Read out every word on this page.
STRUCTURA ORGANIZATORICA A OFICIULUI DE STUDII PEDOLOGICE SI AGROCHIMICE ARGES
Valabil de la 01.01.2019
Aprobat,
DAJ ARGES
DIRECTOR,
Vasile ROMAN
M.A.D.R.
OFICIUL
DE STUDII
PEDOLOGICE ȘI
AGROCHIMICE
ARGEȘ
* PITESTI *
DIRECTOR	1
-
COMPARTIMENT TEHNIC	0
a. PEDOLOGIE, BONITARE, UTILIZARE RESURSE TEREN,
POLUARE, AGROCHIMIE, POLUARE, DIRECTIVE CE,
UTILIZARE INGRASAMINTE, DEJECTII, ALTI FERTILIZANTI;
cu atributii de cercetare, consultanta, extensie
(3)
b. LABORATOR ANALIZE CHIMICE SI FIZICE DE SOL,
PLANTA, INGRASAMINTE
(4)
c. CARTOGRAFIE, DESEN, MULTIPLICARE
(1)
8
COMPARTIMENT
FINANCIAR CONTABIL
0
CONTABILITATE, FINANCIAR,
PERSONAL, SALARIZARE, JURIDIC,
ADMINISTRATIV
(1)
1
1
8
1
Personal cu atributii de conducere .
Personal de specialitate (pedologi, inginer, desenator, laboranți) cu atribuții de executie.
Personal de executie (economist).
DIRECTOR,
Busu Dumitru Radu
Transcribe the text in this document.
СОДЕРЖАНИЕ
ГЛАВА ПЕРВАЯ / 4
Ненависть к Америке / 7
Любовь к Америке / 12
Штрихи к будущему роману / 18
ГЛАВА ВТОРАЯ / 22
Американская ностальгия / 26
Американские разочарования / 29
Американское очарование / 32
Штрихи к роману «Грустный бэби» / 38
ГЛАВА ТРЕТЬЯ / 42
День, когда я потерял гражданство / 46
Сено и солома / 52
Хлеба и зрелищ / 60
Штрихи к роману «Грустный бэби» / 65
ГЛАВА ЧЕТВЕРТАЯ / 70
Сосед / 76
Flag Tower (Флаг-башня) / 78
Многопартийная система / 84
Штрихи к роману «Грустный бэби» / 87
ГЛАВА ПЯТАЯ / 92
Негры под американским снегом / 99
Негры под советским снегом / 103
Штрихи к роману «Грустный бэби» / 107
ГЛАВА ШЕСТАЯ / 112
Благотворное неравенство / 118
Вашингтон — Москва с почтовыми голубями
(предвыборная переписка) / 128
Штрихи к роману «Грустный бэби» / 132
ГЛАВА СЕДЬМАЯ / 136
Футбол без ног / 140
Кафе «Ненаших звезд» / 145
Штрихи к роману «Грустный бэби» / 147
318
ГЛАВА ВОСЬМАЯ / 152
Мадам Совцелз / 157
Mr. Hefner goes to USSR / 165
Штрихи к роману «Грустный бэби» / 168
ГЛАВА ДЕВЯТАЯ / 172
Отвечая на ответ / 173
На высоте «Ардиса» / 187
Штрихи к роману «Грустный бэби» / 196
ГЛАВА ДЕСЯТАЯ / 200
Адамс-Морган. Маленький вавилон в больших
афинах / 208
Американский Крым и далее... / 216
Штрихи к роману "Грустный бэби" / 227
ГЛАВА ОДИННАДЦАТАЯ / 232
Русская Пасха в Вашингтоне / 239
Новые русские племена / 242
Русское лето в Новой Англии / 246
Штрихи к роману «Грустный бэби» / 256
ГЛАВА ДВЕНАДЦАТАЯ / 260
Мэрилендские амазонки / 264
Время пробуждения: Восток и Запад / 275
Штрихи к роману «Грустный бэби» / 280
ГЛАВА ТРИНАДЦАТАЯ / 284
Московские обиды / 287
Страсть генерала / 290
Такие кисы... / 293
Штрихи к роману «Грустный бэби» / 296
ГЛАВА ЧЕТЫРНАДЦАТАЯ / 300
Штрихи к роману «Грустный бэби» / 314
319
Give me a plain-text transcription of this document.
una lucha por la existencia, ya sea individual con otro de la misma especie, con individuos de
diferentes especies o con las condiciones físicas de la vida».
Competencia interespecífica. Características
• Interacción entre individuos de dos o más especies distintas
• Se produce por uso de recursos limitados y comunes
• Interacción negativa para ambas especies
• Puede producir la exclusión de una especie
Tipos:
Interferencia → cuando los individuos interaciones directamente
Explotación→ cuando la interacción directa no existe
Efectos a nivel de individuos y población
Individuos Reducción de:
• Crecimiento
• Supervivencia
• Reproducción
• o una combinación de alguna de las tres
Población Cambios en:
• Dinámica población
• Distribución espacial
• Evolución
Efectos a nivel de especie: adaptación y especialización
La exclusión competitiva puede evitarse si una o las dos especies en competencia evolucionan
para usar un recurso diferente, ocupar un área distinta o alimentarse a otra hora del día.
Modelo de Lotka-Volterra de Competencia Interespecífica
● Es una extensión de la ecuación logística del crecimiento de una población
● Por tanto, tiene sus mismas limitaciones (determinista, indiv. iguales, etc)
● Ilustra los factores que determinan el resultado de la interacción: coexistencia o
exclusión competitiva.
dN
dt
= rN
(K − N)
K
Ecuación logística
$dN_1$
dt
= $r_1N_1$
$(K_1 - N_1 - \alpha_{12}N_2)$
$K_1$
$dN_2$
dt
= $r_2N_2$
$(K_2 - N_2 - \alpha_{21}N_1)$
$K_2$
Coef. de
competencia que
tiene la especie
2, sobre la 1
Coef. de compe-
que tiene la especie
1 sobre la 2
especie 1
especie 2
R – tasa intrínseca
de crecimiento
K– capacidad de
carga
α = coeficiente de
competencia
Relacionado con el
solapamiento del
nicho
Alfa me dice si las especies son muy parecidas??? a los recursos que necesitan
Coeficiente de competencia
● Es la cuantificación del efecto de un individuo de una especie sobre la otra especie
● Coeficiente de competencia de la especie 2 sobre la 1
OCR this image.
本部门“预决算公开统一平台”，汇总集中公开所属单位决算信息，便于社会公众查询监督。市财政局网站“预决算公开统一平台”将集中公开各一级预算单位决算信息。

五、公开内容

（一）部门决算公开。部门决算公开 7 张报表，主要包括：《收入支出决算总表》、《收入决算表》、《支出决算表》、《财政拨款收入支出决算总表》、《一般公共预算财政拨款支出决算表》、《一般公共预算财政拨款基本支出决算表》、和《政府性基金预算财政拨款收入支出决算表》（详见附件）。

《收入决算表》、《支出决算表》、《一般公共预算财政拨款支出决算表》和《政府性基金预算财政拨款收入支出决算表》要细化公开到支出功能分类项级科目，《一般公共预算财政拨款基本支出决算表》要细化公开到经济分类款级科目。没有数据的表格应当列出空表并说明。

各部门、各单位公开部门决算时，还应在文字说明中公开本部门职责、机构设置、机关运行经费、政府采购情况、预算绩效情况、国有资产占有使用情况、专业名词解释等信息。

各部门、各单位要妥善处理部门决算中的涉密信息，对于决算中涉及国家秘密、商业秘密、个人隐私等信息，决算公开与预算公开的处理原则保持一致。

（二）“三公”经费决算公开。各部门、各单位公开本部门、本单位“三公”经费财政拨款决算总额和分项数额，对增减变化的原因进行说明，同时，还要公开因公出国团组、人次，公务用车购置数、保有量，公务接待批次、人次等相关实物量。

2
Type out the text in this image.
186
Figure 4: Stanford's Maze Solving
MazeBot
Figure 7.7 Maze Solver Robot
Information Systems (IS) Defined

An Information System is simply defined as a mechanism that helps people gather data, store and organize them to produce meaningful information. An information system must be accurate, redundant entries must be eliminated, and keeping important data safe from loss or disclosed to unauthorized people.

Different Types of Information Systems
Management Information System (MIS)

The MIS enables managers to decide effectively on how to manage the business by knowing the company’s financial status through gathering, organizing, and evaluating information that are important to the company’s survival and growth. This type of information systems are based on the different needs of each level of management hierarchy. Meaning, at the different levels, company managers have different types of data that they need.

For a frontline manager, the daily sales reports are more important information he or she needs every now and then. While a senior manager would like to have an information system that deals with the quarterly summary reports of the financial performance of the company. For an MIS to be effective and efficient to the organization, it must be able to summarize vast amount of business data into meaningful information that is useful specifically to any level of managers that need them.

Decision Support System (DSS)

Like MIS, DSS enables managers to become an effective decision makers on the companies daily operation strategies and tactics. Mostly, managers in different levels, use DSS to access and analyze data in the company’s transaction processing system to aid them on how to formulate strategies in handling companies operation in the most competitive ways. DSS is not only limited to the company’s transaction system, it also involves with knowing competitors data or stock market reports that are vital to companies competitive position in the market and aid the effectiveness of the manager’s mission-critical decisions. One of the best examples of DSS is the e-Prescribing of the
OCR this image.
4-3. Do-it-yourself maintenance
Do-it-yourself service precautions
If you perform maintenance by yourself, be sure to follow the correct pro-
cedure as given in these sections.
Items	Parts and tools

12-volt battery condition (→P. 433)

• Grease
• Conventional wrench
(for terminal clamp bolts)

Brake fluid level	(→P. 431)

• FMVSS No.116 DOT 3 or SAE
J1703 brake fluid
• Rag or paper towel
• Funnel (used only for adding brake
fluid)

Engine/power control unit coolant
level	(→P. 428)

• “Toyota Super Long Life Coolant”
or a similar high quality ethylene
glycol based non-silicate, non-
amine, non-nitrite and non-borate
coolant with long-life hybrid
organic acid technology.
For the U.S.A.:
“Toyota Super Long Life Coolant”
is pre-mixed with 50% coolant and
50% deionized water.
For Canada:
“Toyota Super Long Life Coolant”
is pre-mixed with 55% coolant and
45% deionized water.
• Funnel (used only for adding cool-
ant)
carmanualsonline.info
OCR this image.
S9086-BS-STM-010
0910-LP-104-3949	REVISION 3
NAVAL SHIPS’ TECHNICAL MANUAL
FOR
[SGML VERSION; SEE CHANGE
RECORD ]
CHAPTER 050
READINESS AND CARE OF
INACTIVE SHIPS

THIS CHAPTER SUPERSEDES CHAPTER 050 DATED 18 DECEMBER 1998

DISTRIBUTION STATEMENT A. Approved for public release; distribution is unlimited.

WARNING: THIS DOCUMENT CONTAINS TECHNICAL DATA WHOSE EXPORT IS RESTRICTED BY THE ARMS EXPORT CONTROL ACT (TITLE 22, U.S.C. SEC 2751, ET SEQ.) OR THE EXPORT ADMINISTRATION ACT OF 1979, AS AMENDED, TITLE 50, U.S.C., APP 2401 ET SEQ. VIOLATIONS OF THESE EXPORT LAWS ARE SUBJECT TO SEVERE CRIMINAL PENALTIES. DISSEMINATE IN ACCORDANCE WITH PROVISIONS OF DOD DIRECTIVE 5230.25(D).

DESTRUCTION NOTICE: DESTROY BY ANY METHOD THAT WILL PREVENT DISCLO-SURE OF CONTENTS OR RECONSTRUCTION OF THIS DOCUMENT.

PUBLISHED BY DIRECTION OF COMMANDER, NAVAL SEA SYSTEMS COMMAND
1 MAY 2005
|---|
WORK TO DO:
List all lines above in which the string "AGROCHIMICE" appears.

THE OUTPUT:
STRUCTURA ORGANIZATORICA A OFICIULUI DE STUDII PEDOLOGICE SI AGROCHIMICE ARGES
AGROCHIMICE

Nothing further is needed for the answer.